*Exercise prompt*. Reproduce all the lines below exactly and omit the images.

*Items from a figure collection*.

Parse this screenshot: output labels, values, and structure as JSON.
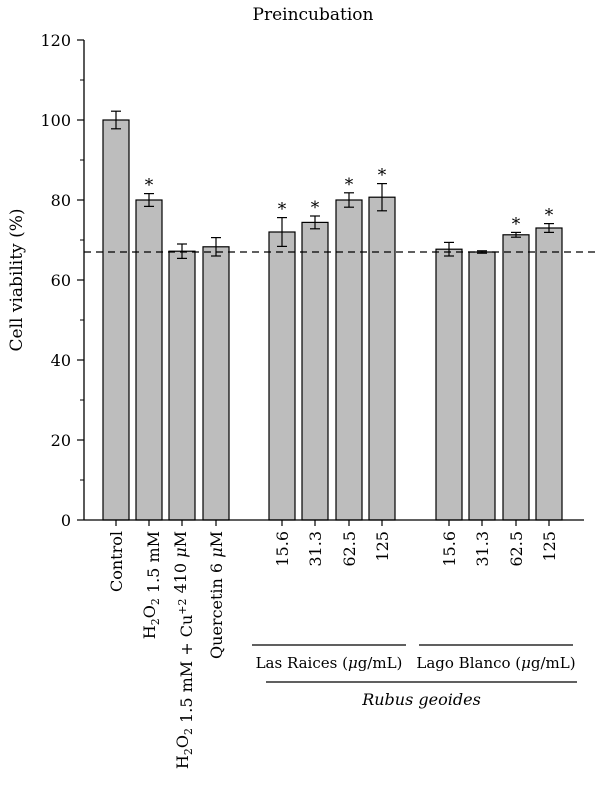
{
  "chart_data": {
    "type": "bar",
    "title": "Preincubation",
    "ylabel": "Cell viability (%)",
    "ylim": [
      0,
      120
    ],
    "yticks": [
      "0",
      "20",
      "40",
      "60",
      "80",
      "100",
      "120"
    ],
    "reference_line": {
      "value": 67,
      "style": "dashed"
    },
    "bar_color": "#bdbdbd",
    "categories": [
      {
        "label": "Control",
        "value": 100,
        "error": 2.2,
        "significant": false
      },
      {
        "label": "H2O2 1.5 mM",
        "value": 80,
        "error": 1.6,
        "significant": true
      },
      {
        "label": "H2O2 1.5 mM + Cu+2 410 μM",
        "value": 67.2,
        "error": 1.8,
        "significant": false
      },
      {
        "label": "Quercetin 6 μM",
        "value": 68.3,
        "error": 2.3,
        "significant": false
      },
      {
        "label": "15.6",
        "value": 72,
        "error": 3.6,
        "significant": true
      },
      {
        "label": "31.3",
        "value": 74.4,
        "error": 1.6,
        "significant": true
      },
      {
        "label": "62.5",
        "value": 80,
        "error": 1.8,
        "significant": true
      },
      {
        "label": "125",
        "value": 80.7,
        "error": 3.4,
        "significant": true
      },
      {
        "label": "15.6",
        "value": 67.7,
        "error": 1.7,
        "significant": false
      },
      {
        "label": "31.3",
        "value": 67,
        "error": 0.3,
        "significant": false
      },
      {
        "label": "62.5",
        "value": 71.3,
        "error": 0.6,
        "significant": true
      },
      {
        "label": "125",
        "value": 73,
        "error": 1.1,
        "significant": true
      }
    ],
    "significance_marker": "*",
    "groups": [
      {
        "label": "Las Raices (μg/mL)",
        "start": 4,
        "end": 7
      },
      {
        "label": "Lago Blanco (μg/mL)",
        "start": 8,
        "end": 11
      }
    ],
    "supergroup": {
      "label": "Rubus geoides",
      "start": 4,
      "end": 11
    }
  }
}
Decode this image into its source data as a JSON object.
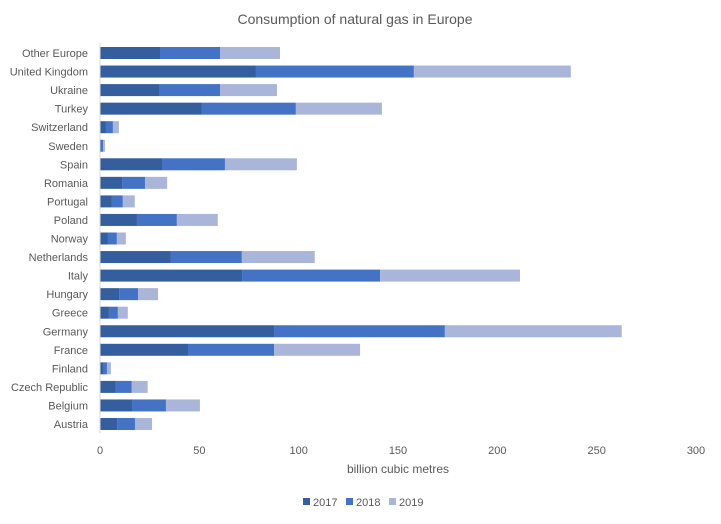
{
  "chart_data": {
    "type": "bar",
    "orientation": "horizontal",
    "stacked": true,
    "title": "Consumption of natural gas in Europe",
    "xlabel": "billion cubic metres",
    "ylabel": "",
    "xlim": [
      0,
      300
    ],
    "xticks": [
      0,
      50,
      100,
      150,
      200,
      250,
      300
    ],
    "grid": false,
    "legend_position": "bottom",
    "categories": [
      "Austria",
      "Belgium",
      "Czech Republic",
      "Finland",
      "France",
      "Germany",
      "Greece",
      "Hungary",
      "Italy",
      "Netherlands",
      "Norway",
      "Poland",
      "Portugal",
      "Romania",
      "Spain",
      "Sweden",
      "Switzerland",
      "Turkey",
      "Ukraine",
      "United Kingdom",
      "Other Europe"
    ],
    "series": [
      {
        "name": "2017",
        "color": "#355E9F",
        "values": [
          8.6,
          16.1,
          8.0,
          1.5,
          44.3,
          87.6,
          4.5,
          9.6,
          71.5,
          35.7,
          4.0,
          18.6,
          6.0,
          11.1,
          31.2,
          0.5,
          3.0,
          51.3,
          29.7,
          78.5,
          30.2
        ]
      },
      {
        "name": "2018",
        "color": "#4472C4",
        "values": [
          9.0,
          17.1,
          8.0,
          2.0,
          43.3,
          86.0,
          4.5,
          9.6,
          69.5,
          35.7,
          4.5,
          20.1,
          5.5,
          11.6,
          31.7,
          1.0,
          3.5,
          47.3,
          30.7,
          79.5,
          30.2
        ]
      },
      {
        "name": "2019",
        "color": "#A9B6D9",
        "values": [
          8.6,
          17.1,
          8.0,
          2.0,
          43.3,
          89.0,
          5.0,
          10.0,
          70.4,
          36.7,
          4.5,
          20.6,
          6.0,
          11.1,
          36.2,
          1.0,
          3.0,
          43.3,
          28.7,
          79.0,
          30.2
        ]
      }
    ]
  }
}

*Problem solution*.
Parse this screenshot: output labels, values, and structure as JSON.
{
  "chart_data": {
    "type": "bar",
    "title": "Preincubation",
    "ylabel": "Cell viability (%)",
    "ylim": [
      0,
      120
    ],
    "yticks": [
      "0",
      "20",
      "40",
      "60",
      "80",
      "100",
      "120"
    ],
    "reference_line": {
      "value": 67,
      "style": "dashed"
    },
    "bar_color": "#bdbdbd",
    "categories": [
      {
        "label": "Control",
        "value": 100,
        "error": 2.2,
        "significant": false
      },
      {
        "label": "H2O2 1.5 mM",
        "value": 80,
        "error": 1.6,
        "significant": true
      },
      {
        "label": "H2O2 1.5 mM + Cu+2 410 μM",
        "value": 67.2,
        "error": 1.8,
        "significant": false
      },
      {
        "label": "Quercetin 6 μM",
        "value": 68.3,
        "error": 2.3,
        "significant": false
      },
      {
        "label": "15.6",
        "value": 72,
        "error": 3.6,
        "significant": true
      },
      {
        "label": "31.3",
        "value": 74.4,
        "error": 1.6,
        "significant": true
      },
      {
        "label": "62.5",
        "value": 80,
        "error": 1.8,
        "significant": true
      },
      {
        "label": "125",
        "value": 80.7,
        "error": 3.4,
        "significant": true
      },
      {
        "label": "15.6",
        "value": 67.7,
        "error": 1.7,
        "significant": false
      },
      {
        "label": "31.3",
        "value": 67,
        "error": 0.3,
        "significant": false
      },
      {
        "label": "62.5",
        "value": 71.3,
        "error": 0.6,
        "significant": true
      },
      {
        "label": "125",
        "value": 73,
        "error": 1.1,
        "significant": true
      }
    ],
    "significance_marker": "*",
    "groups": [
      {
        "label": "Las Raices (μg/mL)",
        "start": 4,
        "end": 7
      },
      {
        "label": "Lago Blanco (μg/mL)",
        "start": 8,
        "end": 11
      }
    ],
    "supergroup": {
      "label": "Rubus geoides",
      "start": 4,
      "end": 11
    }
  }
}
Decode this image into its source data as a JSON object.
{
  "chart_data": {
    "type": "bar",
    "orientation": "horizontal",
    "stacked": true,
    "title": "Consumption of natural gas in Europe",
    "xlabel": "billion cubic metres",
    "ylabel": "",
    "xlim": [
      0,
      300
    ],
    "xticks": [
      0,
      50,
      100,
      150,
      200,
      250,
      300
    ],
    "grid": false,
    "legend_position": "bottom",
    "categories": [
      "Austria",
      "Belgium",
      "Czech Republic",
      "Finland",
      "France",
      "Germany",
      "Greece",
      "Hungary",
      "Italy",
      "Netherlands",
      "Norway",
      "Poland",
      "Portugal",
      "Romania",
      "Spain",
      "Sweden",
      "Switzerland",
      "Turkey",
      "Ukraine",
      "United Kingdom",
      "Other Europe"
    ],
    "series": [
      {
        "name": "2017",
        "color": "#355E9F",
        "values": [
          8.6,
          16.1,
          8.0,
          1.5,
          44.3,
          87.6,
          4.5,
          9.6,
          71.5,
          35.7,
          4.0,
          18.6,
          6.0,
          11.1,
          31.2,
          0.5,
          3.0,
          51.3,
          29.7,
          78.5,
          30.2
        ]
      },
      {
        "name": "2018",
        "color": "#4472C4",
        "values": [
          9.0,
          17.1,
          8.0,
          2.0,
          43.3,
          86.0,
          4.5,
          9.6,
          69.5,
          35.7,
          4.5,
          20.1,
          5.5,
          11.6,
          31.7,
          1.0,
          3.5,
          47.3,
          30.7,
          79.5,
          30.2
        ]
      },
      {
        "name": "2019",
        "color": "#A9B6D9",
        "values": [
          8.6,
          17.1,
          8.0,
          2.0,
          43.3,
          89.0,
          5.0,
          10.0,
          70.4,
          36.7,
          4.5,
          20.6,
          6.0,
          11.1,
          36.2,
          1.0,
          3.0,
          43.3,
          28.7,
          79.0,
          30.2
        ]
      }
    ]
  }
}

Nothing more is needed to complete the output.